**THE RECORDS**
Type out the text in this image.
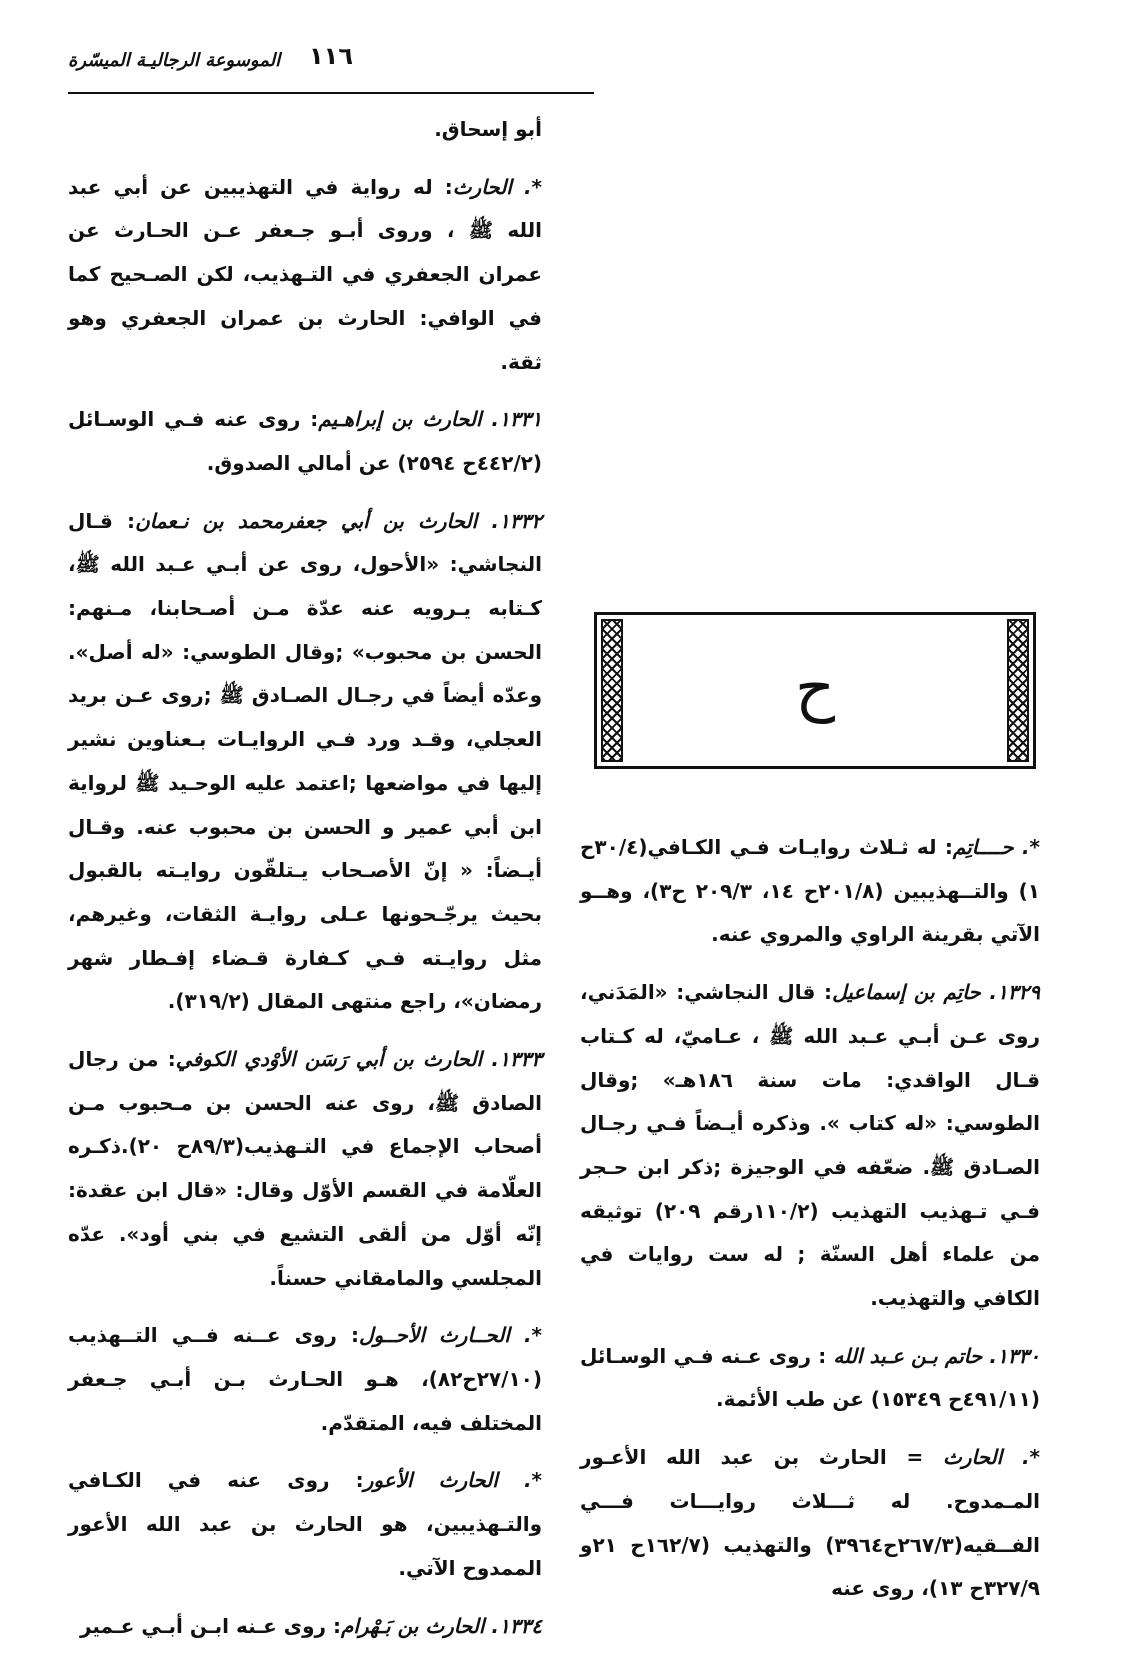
١١٦
الموسوعة الرجاليـة الميسّرة

أبو إسحاق.

*. الحارث: له رواية في التهذيبين عن أبي عبد الله ﷺ ، وروى أبـو جـعفر عـن الحـارث عن عمران الجعفري في التـهذيب، لكن الصـحيح كما في الوافي: الحارث بن عمران الجعفري وهو ثقة.

١٣٣١. الحارث بن إبراهـيم: روى عنه فـي الوسـائل (٤٤٢/٢ح ٢٥٩٤) عن أمالي الصدوق.

١٣٣٢. الحارث بن أبي جعفرمحمد بن نـعمان: قـال النجاشي: «الأحول، روى عن أبـي عـبد الله ﷺ، كـتابه يـرويه عنه عدّة مـن أصـحابنا، مـنهم: الحسن بن محبوب» ;وقال الطوسي: «له أصل». وعدّه أيضاً في رجـال الصـادق ﷺ ;روى عـن بريد العجلي، وقـد ورد فـي الروايـات بـعناوين نشير إليها في مواضعها ;اعتمد عليه الوحـيد ﷺ لرواية ابن أبي عمير و الحسن بن محبوب عنه. وقـال أيـضاً: « إنّ الأصـحاب يـتلقّون روايـته بالقبول بحيث يرجّـحونها عـلى روايـة الثقات، وغيرهم، مثل روايـته فـي كـفارة قـضاء إفـطار شهر رمضان»، راجع منتهى المقال (٣١٩/٢).

١٣٣٣. الحارث بن أبي رَسَن الأوْدي الكوفي: من رجال الصادق ﷺ، روى عنه الحسن بن مـحبوب مـن أصحاب الإجماع في التـهذيب(٨٩/٣ح ٢٠).ذكـره العلّامة في القسم الأوّل وقال: «قال ابن عقدة: إنّه أوّل من ألقى التشيع في بني أود». عدّه المجلسي والمامقاني حسناً.

*. الحــارث الأحــول: روى عــنه فــي التــهذيب (٢٧/١٠ح٨٢)، هـو الحـارث بـن أبـي جـعفر المختلف فيه، المتقدّم.

*. الحارث الأعور: روى عنه في الكـافي والتـهذيبين، هو الحارث بن عبد الله الأعور الممدوح الآتي.

١٣٣٤. الحارث بن بَـهْرام: روى عـنه ابـن أبـي عـمير

ح

*. حــــاتِم: له ثـلاث روايـات فـي الكـافي(٣٠/٤ح ١) والتــهذيبين (٢٠١/٨ح ١٤، ٢٠٩/٣ ح٣)، وهــو الآتي بقرينة الراوي والمروي عنه.

١٣٢٩. حاتِم بن إسماعيل: قال النجاشي: «المَدَني، روى عـن أبـي عـبد الله ﷺ ، عـاميّ، له كـتاب قـال الواقدي: مات سنة ١٨٦هـ» ;وقال الطوسي: «له كتاب ». وذكره أيـضاً فـي رجـال الصـادق ﷺ. ضعّفه في الوجيزة ;ذكر ابن حـجر فـي تـهذيب التهذيب (١١٠/٢رقم ٢٠٩) توثيقه من علماء أهل السنّة ; له ست روايات في الكافي والتهذيب.

١٣٣٠. حاتم بـن عـبد الله : روى عـنه فـي الوسـائل (٤٩١/١١ح ١٥٣٤٩) عن طب الأئمة.

*. الحارث = الحارث بن عبد الله الأعـور المـمدوح. له ثـــلاث روايـــات فـــي الفــقيه(٢٦٧/٣ح٣٩٦٤) والتهذيب (١٦٢/٧ح ٢١و ٣٢٧/٩ح ١٣)، روى عنه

**TO BE DONE**
Omit the pictures and restate the rest of the records verbatim.

**SOLUTION TO THIS TASK**
Type out the text in this image.
١١٦
الموسوعة الرجاليـة الميسّرة

أبو إسحاق.

*. الحارث: له رواية في التهذيبين عن أبي عبد الله ﷺ ، وروى أبـو جـعفر عـن الحـارث عن عمران الجعفري في التـهذيب، لكن الصـحيح كما في الوافي: الحارث بن عمران الجعفري وهو ثقة.

١٣٣١. الحارث بن إبراهـيم: روى عنه فـي الوسـائل (٤٤٢/٢ح ٢٥٩٤) عن أمالي الصدوق.

١٣٣٢. الحارث بن أبي جعفرمحمد بن نـعمان: قـال النجاشي: «الأحول، روى عن أبـي عـبد الله ﷺ، كـتابه يـرويه عنه عدّة مـن أصـحابنا، مـنهم: الحسن بن محبوب» ;وقال الطوسي: «له أصل». وعدّه أيضاً في رجـال الصـادق ﷺ ;روى عـن بريد العجلي، وقـد ورد فـي الروايـات بـعناوين نشير إليها في مواضعها ;اعتمد عليه الوحـيد ﷺ لرواية ابن أبي عمير و الحسن بن محبوب عنه. وقـال أيـضاً: « إنّ الأصـحاب يـتلقّون روايـته بالقبول بحيث يرجّـحونها عـلى روايـة الثقات، وغيرهم، مثل روايـته فـي كـفارة قـضاء إفـطار شهر رمضان»، راجع منتهى المقال (٣١٩/٢).

١٣٣٣. الحارث بن أبي رَسَن الأوْدي الكوفي: من رجال الصادق ﷺ، روى عنه الحسن بن مـحبوب مـن أصحاب الإجماع في التـهذيب(٨٩/٣ح ٢٠).ذكـره العلّامة في القسم الأوّل وقال: «قال ابن عقدة: إنّه أوّل من ألقى التشيع في بني أود». عدّه المجلسي والمامقاني حسناً.

*. الحــارث الأحــول: روى عــنه فــي التــهذيب (٢٧/١٠ح٨٢)، هـو الحـارث بـن أبـي جـعفر المختلف فيه، المتقدّم.

*. الحارث الأعور: روى عنه في الكـافي والتـهذيبين، هو الحارث بن عبد الله الأعور الممدوح الآتي.

١٣٣٤. الحارث بن بَـهْرام: روى عـنه ابـن أبـي عـمير

ح

*. حــــاتِم: له ثـلاث روايـات فـي الكـافي(٣٠/٤ح ١) والتــهذيبين (٢٠١/٨ح ١٤، ٢٠٩/٣ ح٣)، وهــو الآتي بقرينة الراوي والمروي عنه.

١٣٢٩. حاتِم بن إسماعيل: قال النجاشي: «المَدَني، روى عـن أبـي عـبد الله ﷺ ، عـاميّ، له كـتاب قـال الواقدي: مات سنة ١٨٦هـ» ;وقال الطوسي: «له كتاب ». وذكره أيـضاً فـي رجـال الصـادق ﷺ. ضعّفه في الوجيزة ;ذكر ابن حـجر فـي تـهذيب التهذيب (١١٠/٢رقم ٢٠٩) توثيقه من علماء أهل السنّة ; له ست روايات في الكافي والتهذيب.

١٣٣٠. حاتم بـن عـبد الله : روى عـنه فـي الوسـائل (٤٩١/١١ح ١٥٣٤٩) عن طب الأئمة.

*. الحارث = الحارث بن عبد الله الأعـور المـمدوح. له ثـــلاث روايـــات فـــي الفــقيه(٢٦٧/٣ح٣٩٦٤) والتهذيب (١٦٢/٧ح ٢١و ٣٢٧/٩ح ١٣)، روى عنه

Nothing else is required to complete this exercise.